Direction>
Restate the data below word for word. Skip any images it contains.

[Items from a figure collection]
- - -
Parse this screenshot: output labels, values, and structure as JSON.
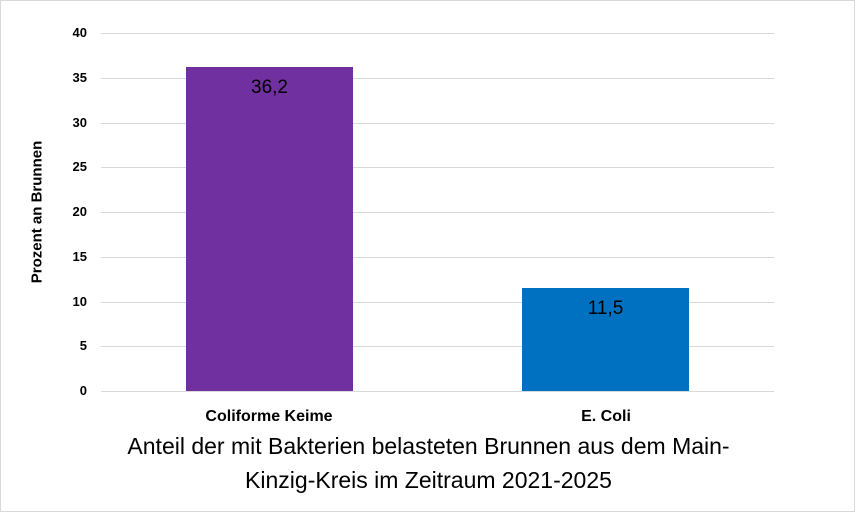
{
  "chart_data": {
    "type": "bar",
    "categories": [
      "Coliforme Keime",
      "E. Coli"
    ],
    "values": [
      36.2,
      11.5
    ],
    "value_labels": [
      "36,2",
      "11,5"
    ],
    "colors": [
      "#7030a0",
      "#0070c0"
    ],
    "title": "Anteil der mit Bakterien belasteten Brunnen aus dem Main-Kinzig-Kreis im Zeitraum 2021-2025",
    "title_lines": [
      "Anteil der mit Bakterien belasteten Brunnen aus dem Main-",
      "Kinzig-Kreis im Zeitraum 2021-2025"
    ],
    "xlabel": "",
    "ylabel": "Prozent an Brunnen",
    "ylim": [
      0,
      40
    ],
    "yticks": [
      "0",
      "5",
      "10",
      "15",
      "20",
      "25",
      "30",
      "35",
      "40"
    ],
    "grid": true,
    "legend": null
  }
}
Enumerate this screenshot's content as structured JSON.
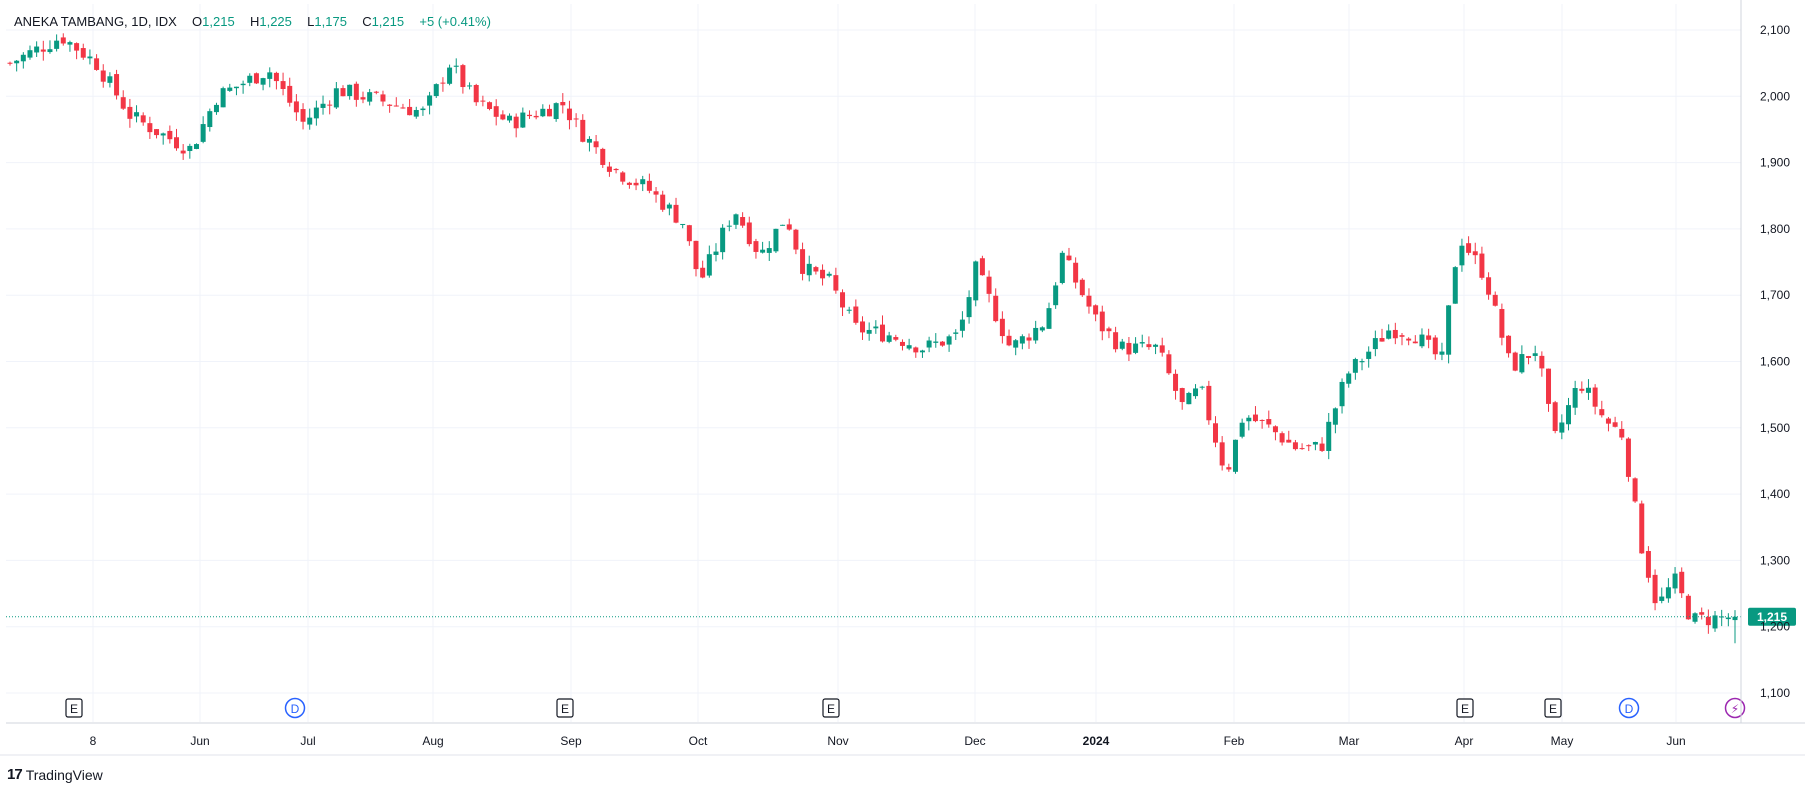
{
  "legend": {
    "symbol": "ANEKA TAMBANG, 1D, IDX",
    "o_label": "O",
    "o_value": "1,215",
    "h_label": "H",
    "h_value": "1,225",
    "l_label": "L",
    "l_value": "1,175",
    "c_label": "C",
    "c_value": "1,215",
    "change": "+5 (+0.41%)"
  },
  "brand": {
    "logo": "17",
    "name": "TradingView"
  },
  "colors": {
    "up": "#089981",
    "down": "#F23645",
    "grid": "#F0F3FA",
    "text": "#131722",
    "event_e": "#131722",
    "event_d": "#2962FF",
    "event_flash": "#9C27B0"
  },
  "chart_data": {
    "type": "candlestick",
    "y_ticks": [
      "2,100",
      "2,000",
      "1,900",
      "1,800",
      "1,700",
      "1,600",
      "1,500",
      "1,400",
      "1,300",
      "1,200",
      "1,100"
    ],
    "ylim": [
      1065,
      2135
    ],
    "x_ticks": [
      {
        "label": "8",
        "bold": false
      },
      {
        "label": "Jun",
        "bold": false
      },
      {
        "label": "Jul",
        "bold": false
      },
      {
        "label": "Aug",
        "bold": false
      },
      {
        "label": "Sep",
        "bold": false
      },
      {
        "label": "Oct",
        "bold": false
      },
      {
        "label": "Nov",
        "bold": false
      },
      {
        "label": "Dec",
        "bold": false
      },
      {
        "label": "2024",
        "bold": true
      },
      {
        "label": "Feb",
        "bold": false
      },
      {
        "label": "Mar",
        "bold": false
      },
      {
        "label": "Apr",
        "bold": false
      },
      {
        "label": "May",
        "bold": false
      },
      {
        "label": "Jun",
        "bold": false
      }
    ],
    "last_price": 1215,
    "last_price_label": "1,215",
    "events": [
      {
        "type": "E",
        "label": "E",
        "at": "May 2023"
      },
      {
        "type": "D",
        "label": "D",
        "at": "Jul 2023"
      },
      {
        "type": "E",
        "label": "E",
        "at": "Aug 2023"
      },
      {
        "type": "E",
        "label": "E",
        "at": "Oct 2023"
      },
      {
        "type": "E",
        "label": "E",
        "at": "Apr 2024"
      },
      {
        "type": "E",
        "label": "E",
        "at": "Apr 2024"
      },
      {
        "type": "D",
        "label": "D",
        "at": "May 2024"
      },
      {
        "type": "flash",
        "label": "⚡",
        "at": "Jun 2024"
      }
    ],
    "anchors": [
      {
        "p": 0,
        "c": 2050
      },
      {
        "p": 0.03,
        "c": 2090
      },
      {
        "p": 0.05,
        "c": 2050
      },
      {
        "p": 0.07,
        "c": 1970
      },
      {
        "p": 0.09,
        "c": 1940
      },
      {
        "p": 0.105,
        "c": 1920
      },
      {
        "p": 0.12,
        "c": 2000
      },
      {
        "p": 0.15,
        "c": 2040
      },
      {
        "p": 0.17,
        "c": 1960
      },
      {
        "p": 0.19,
        "c": 2010
      },
      {
        "p": 0.22,
        "c": 1990
      },
      {
        "p": 0.24,
        "c": 1975
      },
      {
        "p": 0.255,
        "c": 2050
      },
      {
        "p": 0.27,
        "c": 1990
      },
      {
        "p": 0.29,
        "c": 1960
      },
      {
        "p": 0.32,
        "c": 1990
      },
      {
        "p": 0.33,
        "c": 1950
      },
      {
        "p": 0.35,
        "c": 1890
      },
      {
        "p": 0.37,
        "c": 1860
      },
      {
        "p": 0.39,
        "c": 1810
      },
      {
        "p": 0.4,
        "c": 1720
      },
      {
        "p": 0.42,
        "c": 1830
      },
      {
        "p": 0.435,
        "c": 1760
      },
      {
        "p": 0.45,
        "c": 1820
      },
      {
        "p": 0.46,
        "c": 1740
      },
      {
        "p": 0.475,
        "c": 1720
      },
      {
        "p": 0.49,
        "c": 1650
      },
      {
        "p": 0.51,
        "c": 1640
      },
      {
        "p": 0.53,
        "c": 1620
      },
      {
        "p": 0.55,
        "c": 1640
      },
      {
        "p": 0.56,
        "c": 1740
      },
      {
        "p": 0.58,
        "c": 1620
      },
      {
        "p": 0.6,
        "c": 1660
      },
      {
        "p": 0.61,
        "c": 1760
      },
      {
        "p": 0.63,
        "c": 1660
      },
      {
        "p": 0.645,
        "c": 1620
      },
      {
        "p": 0.665,
        "c": 1620
      },
      {
        "p": 0.68,
        "c": 1530
      },
      {
        "p": 0.69,
        "c": 1560
      },
      {
        "p": 0.705,
        "c": 1430
      },
      {
        "p": 0.715,
        "c": 1520
      },
      {
        "p": 0.73,
        "c": 1500
      },
      {
        "p": 0.745,
        "c": 1470
      },
      {
        "p": 0.76,
        "c": 1470
      },
      {
        "p": 0.775,
        "c": 1580
      },
      {
        "p": 0.8,
        "c": 1650
      },
      {
        "p": 0.815,
        "c": 1640
      },
      {
        "p": 0.83,
        "c": 1600
      },
      {
        "p": 0.84,
        "c": 1790
      },
      {
        "p": 0.855,
        "c": 1730
      },
      {
        "p": 0.87,
        "c": 1590
      },
      {
        "p": 0.885,
        "c": 1620
      },
      {
        "p": 0.895,
        "c": 1480
      },
      {
        "p": 0.91,
        "c": 1570
      },
      {
        "p": 0.925,
        "c": 1510
      },
      {
        "p": 0.935,
        "c": 1490
      },
      {
        "p": 0.945,
        "c": 1330
      },
      {
        "p": 0.955,
        "c": 1230
      },
      {
        "p": 0.965,
        "c": 1270
      },
      {
        "p": 0.975,
        "c": 1210
      },
      {
        "p": 1,
        "c": 1215
      }
    ]
  }
}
- - -
Reply>
Parse this screenshot: output labels, values, and structure as JSON.
{
  "chart_data": {
    "type": "bar",
    "categories": [
      "Coliforme Keime",
      "E. Coli"
    ],
    "values": [
      36.2,
      11.5
    ],
    "value_labels": [
      "36,2",
      "11,5"
    ],
    "colors": [
      "#7030a0",
      "#0070c0"
    ],
    "title": "Anteil der mit Bakterien belasteten Brunnen aus dem Main-Kinzig-Kreis im Zeitraum 2021-2025",
    "title_lines": [
      "Anteil der mit Bakterien belasteten Brunnen aus dem Main-",
      "Kinzig-Kreis im Zeitraum 2021-2025"
    ],
    "xlabel": "",
    "ylabel": "Prozent an Brunnen",
    "ylim": [
      0,
      40
    ],
    "yticks": [
      "0",
      "5",
      "10",
      "15",
      "20",
      "25",
      "30",
      "35",
      "40"
    ],
    "grid": true,
    "legend": null
  }
}
Enumerate this screenshot's content as structured JSON.
{
  "legend": {
    "symbol": "ANEKA TAMBANG, 1D, IDX",
    "o_label": "O",
    "o_value": "1,215",
    "h_label": "H",
    "h_value": "1,225",
    "l_label": "L",
    "l_value": "1,175",
    "c_label": "C",
    "c_value": "1,215",
    "change": "+5 (+0.41%)"
  },
  "brand": {
    "logo": "17",
    "name": "TradingView"
  },
  "colors": {
    "up": "#089981",
    "down": "#F23645",
    "grid": "#F0F3FA",
    "text": "#131722",
    "event_e": "#131722",
    "event_d": "#2962FF",
    "event_flash": "#9C27B0"
  },
  "chart_data": {
    "type": "candlestick",
    "y_ticks": [
      "2,100",
      "2,000",
      "1,900",
      "1,800",
      "1,700",
      "1,600",
      "1,500",
      "1,400",
      "1,300",
      "1,200",
      "1,100"
    ],
    "ylim": [
      1065,
      2135
    ],
    "x_ticks": [
      {
        "label": "8",
        "bold": false
      },
      {
        "label": "Jun",
        "bold": false
      },
      {
        "label": "Jul",
        "bold": false
      },
      {
        "label": "Aug",
        "bold": false
      },
      {
        "label": "Sep",
        "bold": false
      },
      {
        "label": "Oct",
        "bold": false
      },
      {
        "label": "Nov",
        "bold": false
      },
      {
        "label": "Dec",
        "bold": false
      },
      {
        "label": "2024",
        "bold": true
      },
      {
        "label": "Feb",
        "bold": false
      },
      {
        "label": "Mar",
        "bold": false
      },
      {
        "label": "Apr",
        "bold": false
      },
      {
        "label": "May",
        "bold": false
      },
      {
        "label": "Jun",
        "bold": false
      }
    ],
    "last_price": 1215,
    "last_price_label": "1,215",
    "events": [
      {
        "type": "E",
        "label": "E",
        "at": "May 2023"
      },
      {
        "type": "D",
        "label": "D",
        "at": "Jul 2023"
      },
      {
        "type": "E",
        "label": "E",
        "at": "Aug 2023"
      },
      {
        "type": "E",
        "label": "E",
        "at": "Oct 2023"
      },
      {
        "type": "E",
        "label": "E",
        "at": "Apr 2024"
      },
      {
        "type": "E",
        "label": "E",
        "at": "Apr 2024"
      },
      {
        "type": "D",
        "label": "D",
        "at": "May 2024"
      },
      {
        "type": "flash",
        "label": "⚡",
        "at": "Jun 2024"
      }
    ],
    "anchors": [
      {
        "p": 0,
        "c": 2050
      },
      {
        "p": 0.03,
        "c": 2090
      },
      {
        "p": 0.05,
        "c": 2050
      },
      {
        "p": 0.07,
        "c": 1970
      },
      {
        "p": 0.09,
        "c": 1940
      },
      {
        "p": 0.105,
        "c": 1920
      },
      {
        "p": 0.12,
        "c": 2000
      },
      {
        "p": 0.15,
        "c": 2040
      },
      {
        "p": 0.17,
        "c": 1960
      },
      {
        "p": 0.19,
        "c": 2010
      },
      {
        "p": 0.22,
        "c": 1990
      },
      {
        "p": 0.24,
        "c": 1975
      },
      {
        "p": 0.255,
        "c": 2050
      },
      {
        "p": 0.27,
        "c": 1990
      },
      {
        "p": 0.29,
        "c": 1960
      },
      {
        "p": 0.32,
        "c": 1990
      },
      {
        "p": 0.33,
        "c": 1950
      },
      {
        "p": 0.35,
        "c": 1890
      },
      {
        "p": 0.37,
        "c": 1860
      },
      {
        "p": 0.39,
        "c": 1810
      },
      {
        "p": 0.4,
        "c": 1720
      },
      {
        "p": 0.42,
        "c": 1830
      },
      {
        "p": 0.435,
        "c": 1760
      },
      {
        "p": 0.45,
        "c": 1820
      },
      {
        "p": 0.46,
        "c": 1740
      },
      {
        "p": 0.475,
        "c": 1720
      },
      {
        "p": 0.49,
        "c": 1650
      },
      {
        "p": 0.51,
        "c": 1640
      },
      {
        "p": 0.53,
        "c": 1620
      },
      {
        "p": 0.55,
        "c": 1640
      },
      {
        "p": 0.56,
        "c": 1740
      },
      {
        "p": 0.58,
        "c": 1620
      },
      {
        "p": 0.6,
        "c": 1660
      },
      {
        "p": 0.61,
        "c": 1760
      },
      {
        "p": 0.63,
        "c": 1660
      },
      {
        "p": 0.645,
        "c": 1620
      },
      {
        "p": 0.665,
        "c": 1620
      },
      {
        "p": 0.68,
        "c": 1530
      },
      {
        "p": 0.69,
        "c": 1560
      },
      {
        "p": 0.705,
        "c": 1430
      },
      {
        "p": 0.715,
        "c": 1520
      },
      {
        "p": 0.73,
        "c": 1500
      },
      {
        "p": 0.745,
        "c": 1470
      },
      {
        "p": 0.76,
        "c": 1470
      },
      {
        "p": 0.775,
        "c": 1580
      },
      {
        "p": 0.8,
        "c": 1650
      },
      {
        "p": 0.815,
        "c": 1640
      },
      {
        "p": 0.83,
        "c": 1600
      },
      {
        "p": 0.84,
        "c": 1790
      },
      {
        "p": 0.855,
        "c": 1730
      },
      {
        "p": 0.87,
        "c": 1590
      },
      {
        "p": 0.885,
        "c": 1620
      },
      {
        "p": 0.895,
        "c": 1480
      },
      {
        "p": 0.91,
        "c": 1570
      },
      {
        "p": 0.925,
        "c": 1510
      },
      {
        "p": 0.935,
        "c": 1490
      },
      {
        "p": 0.945,
        "c": 1330
      },
      {
        "p": 0.955,
        "c": 1230
      },
      {
        "p": 0.965,
        "c": 1270
      },
      {
        "p": 0.975,
        "c": 1210
      },
      {
        "p": 1,
        "c": 1215
      }
    ]
  }
}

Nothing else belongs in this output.